## [INPUT DATA]
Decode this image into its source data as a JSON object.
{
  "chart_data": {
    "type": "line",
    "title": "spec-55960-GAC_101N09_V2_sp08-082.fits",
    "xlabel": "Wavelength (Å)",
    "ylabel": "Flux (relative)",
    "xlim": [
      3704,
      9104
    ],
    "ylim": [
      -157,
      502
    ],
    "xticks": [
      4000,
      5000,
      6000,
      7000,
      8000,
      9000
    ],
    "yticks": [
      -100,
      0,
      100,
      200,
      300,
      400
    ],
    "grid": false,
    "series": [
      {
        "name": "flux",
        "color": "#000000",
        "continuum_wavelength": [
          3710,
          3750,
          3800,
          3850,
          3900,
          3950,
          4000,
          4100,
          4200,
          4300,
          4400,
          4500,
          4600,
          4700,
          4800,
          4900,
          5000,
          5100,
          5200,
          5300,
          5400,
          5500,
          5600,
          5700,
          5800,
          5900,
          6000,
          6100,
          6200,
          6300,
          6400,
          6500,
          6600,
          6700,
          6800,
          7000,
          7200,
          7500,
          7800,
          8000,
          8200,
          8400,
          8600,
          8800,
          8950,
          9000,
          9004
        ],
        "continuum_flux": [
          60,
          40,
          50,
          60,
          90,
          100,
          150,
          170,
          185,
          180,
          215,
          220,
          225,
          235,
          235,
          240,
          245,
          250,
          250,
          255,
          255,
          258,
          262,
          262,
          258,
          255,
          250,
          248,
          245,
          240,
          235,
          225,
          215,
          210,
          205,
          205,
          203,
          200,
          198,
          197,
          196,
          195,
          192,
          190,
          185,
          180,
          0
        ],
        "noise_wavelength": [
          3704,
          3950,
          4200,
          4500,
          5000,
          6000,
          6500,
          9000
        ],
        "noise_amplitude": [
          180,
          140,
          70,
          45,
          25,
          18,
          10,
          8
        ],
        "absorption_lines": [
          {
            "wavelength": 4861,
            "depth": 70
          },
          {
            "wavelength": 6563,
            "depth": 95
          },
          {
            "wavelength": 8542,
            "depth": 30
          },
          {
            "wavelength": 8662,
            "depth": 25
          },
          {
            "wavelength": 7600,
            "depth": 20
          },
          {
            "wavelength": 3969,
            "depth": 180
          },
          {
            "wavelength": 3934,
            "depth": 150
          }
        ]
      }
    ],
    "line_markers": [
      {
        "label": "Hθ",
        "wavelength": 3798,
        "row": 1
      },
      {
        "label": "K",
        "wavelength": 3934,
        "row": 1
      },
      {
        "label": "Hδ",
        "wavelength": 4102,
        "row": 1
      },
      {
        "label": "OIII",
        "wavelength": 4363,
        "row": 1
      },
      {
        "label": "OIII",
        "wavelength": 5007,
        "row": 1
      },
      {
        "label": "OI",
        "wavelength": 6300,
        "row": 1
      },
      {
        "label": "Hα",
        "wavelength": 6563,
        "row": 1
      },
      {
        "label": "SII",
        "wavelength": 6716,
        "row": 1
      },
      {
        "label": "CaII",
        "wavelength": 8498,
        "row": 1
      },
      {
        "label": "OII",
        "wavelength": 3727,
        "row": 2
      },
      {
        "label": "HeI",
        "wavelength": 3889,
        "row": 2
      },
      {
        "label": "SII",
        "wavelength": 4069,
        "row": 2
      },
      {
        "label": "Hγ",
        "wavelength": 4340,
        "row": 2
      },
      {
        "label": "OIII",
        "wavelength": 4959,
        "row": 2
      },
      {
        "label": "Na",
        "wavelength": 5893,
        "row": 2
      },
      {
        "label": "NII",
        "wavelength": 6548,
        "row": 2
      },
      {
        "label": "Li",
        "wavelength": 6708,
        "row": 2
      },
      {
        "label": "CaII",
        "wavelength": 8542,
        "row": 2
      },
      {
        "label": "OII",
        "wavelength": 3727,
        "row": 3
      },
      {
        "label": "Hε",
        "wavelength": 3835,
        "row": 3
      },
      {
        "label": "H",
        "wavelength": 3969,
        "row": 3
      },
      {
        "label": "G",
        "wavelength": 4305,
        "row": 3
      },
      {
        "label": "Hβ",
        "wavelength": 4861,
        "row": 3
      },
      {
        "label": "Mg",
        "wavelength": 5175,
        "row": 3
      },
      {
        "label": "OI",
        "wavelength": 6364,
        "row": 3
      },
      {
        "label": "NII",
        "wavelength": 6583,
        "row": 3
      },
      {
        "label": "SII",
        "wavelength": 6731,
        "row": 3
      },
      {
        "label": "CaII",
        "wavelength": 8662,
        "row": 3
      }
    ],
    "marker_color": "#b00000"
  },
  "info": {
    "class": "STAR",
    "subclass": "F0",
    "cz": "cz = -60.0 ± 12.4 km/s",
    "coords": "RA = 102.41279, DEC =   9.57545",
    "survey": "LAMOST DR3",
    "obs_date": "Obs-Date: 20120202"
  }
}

## [STATED GOAL]
Without leaving anything out, give the entries again exactly.

## [SOLUTION FOR THIS EXERCISE]
Decode this image into its source data as a JSON object.
{
  "chart_data": {
    "type": "line",
    "title": "spec-55960-GAC_101N09_V2_sp08-082.fits",
    "xlabel": "Wavelength (Å)",
    "ylabel": "Flux (relative)",
    "xlim": [
      3704,
      9104
    ],
    "ylim": [
      -157,
      502
    ],
    "xticks": [
      4000,
      5000,
      6000,
      7000,
      8000,
      9000
    ],
    "yticks": [
      -100,
      0,
      100,
      200,
      300,
      400
    ],
    "grid": false,
    "series": [
      {
        "name": "flux",
        "color": "#000000",
        "continuum_wavelength": [
          3710,
          3750,
          3800,
          3850,
          3900,
          3950,
          4000,
          4100,
          4200,
          4300,
          4400,
          4500,
          4600,
          4700,
          4800,
          4900,
          5000,
          5100,
          5200,
          5300,
          5400,
          5500,
          5600,
          5700,
          5800,
          5900,
          6000,
          6100,
          6200,
          6300,
          6400,
          6500,
          6600,
          6700,
          6800,
          7000,
          7200,
          7500,
          7800,
          8000,
          8200,
          8400,
          8600,
          8800,
          8950,
          9000,
          9004
        ],
        "continuum_flux": [
          60,
          40,
          50,
          60,
          90,
          100,
          150,
          170,
          185,
          180,
          215,
          220,
          225,
          235,
          235,
          240,
          245,
          250,
          250,
          255,
          255,
          258,
          262,
          262,
          258,
          255,
          250,
          248,
          245,
          240,
          235,
          225,
          215,
          210,
          205,
          205,
          203,
          200,
          198,
          197,
          196,
          195,
          192,
          190,
          185,
          180,
          0
        ],
        "noise_wavelength": [
          3704,
          3950,
          4200,
          4500,
          5000,
          6000,
          6500,
          9000
        ],
        "noise_amplitude": [
          180,
          140,
          70,
          45,
          25,
          18,
          10,
          8
        ],
        "absorption_lines": [
          {
            "wavelength": 4861,
            "depth": 70
          },
          {
            "wavelength": 6563,
            "depth": 95
          },
          {
            "wavelength": 8542,
            "depth": 30
          },
          {
            "wavelength": 8662,
            "depth": 25
          },
          {
            "wavelength": 7600,
            "depth": 20
          },
          {
            "wavelength": 3969,
            "depth": 180
          },
          {
            "wavelength": 3934,
            "depth": 150
          }
        ]
      }
    ],
    "line_markers": [
      {
        "label": "Hθ",
        "wavelength": 3798,
        "row": 1
      },
      {
        "label": "K",
        "wavelength": 3934,
        "row": 1
      },
      {
        "label": "Hδ",
        "wavelength": 4102,
        "row": 1
      },
      {
        "label": "OIII",
        "wavelength": 4363,
        "row": 1
      },
      {
        "label": "OIII",
        "wavelength": 5007,
        "row": 1
      },
      {
        "label": "OI",
        "wavelength": 6300,
        "row": 1
      },
      {
        "label": "Hα",
        "wavelength": 6563,
        "row": 1
      },
      {
        "label": "SII",
        "wavelength": 6716,
        "row": 1
      },
      {
        "label": "CaII",
        "wavelength": 8498,
        "row": 1
      },
      {
        "label": "OII",
        "wavelength": 3727,
        "row": 2
      },
      {
        "label": "HeI",
        "wavelength": 3889,
        "row": 2
      },
      {
        "label": "SII",
        "wavelength": 4069,
        "row": 2
      },
      {
        "label": "Hγ",
        "wavelength": 4340,
        "row": 2
      },
      {
        "label": "OIII",
        "wavelength": 4959,
        "row": 2
      },
      {
        "label": "Na",
        "wavelength": 5893,
        "row": 2
      },
      {
        "label": "NII",
        "wavelength": 6548,
        "row": 2
      },
      {
        "label": "Li",
        "wavelength": 6708,
        "row": 2
      },
      {
        "label": "CaII",
        "wavelength": 8542,
        "row": 2
      },
      {
        "label": "OII",
        "wavelength": 3727,
        "row": 3
      },
      {
        "label": "Hε",
        "wavelength": 3835,
        "row": 3
      },
      {
        "label": "H",
        "wavelength": 3969,
        "row": 3
      },
      {
        "label": "G",
        "wavelength": 4305,
        "row": 3
      },
      {
        "label": "Hβ",
        "wavelength": 4861,
        "row": 3
      },
      {
        "label": "Mg",
        "wavelength": 5175,
        "row": 3
      },
      {
        "label": "OI",
        "wavelength": 6364,
        "row": 3
      },
      {
        "label": "NII",
        "wavelength": 6583,
        "row": 3
      },
      {
        "label": "SII",
        "wavelength": 6731,
        "row": 3
      },
      {
        "label": "CaII",
        "wavelength": 8662,
        "row": 3
      }
    ],
    "marker_color": "#b00000"
  },
  "info": {
    "class": "STAR",
    "subclass": "F0",
    "cz": "cz = -60.0 ± 12.4 km/s",
    "coords": "RA = 102.41279, DEC =   9.57545",
    "survey": "LAMOST DR3",
    "obs_date": "Obs-Date: 20120202"
  }
}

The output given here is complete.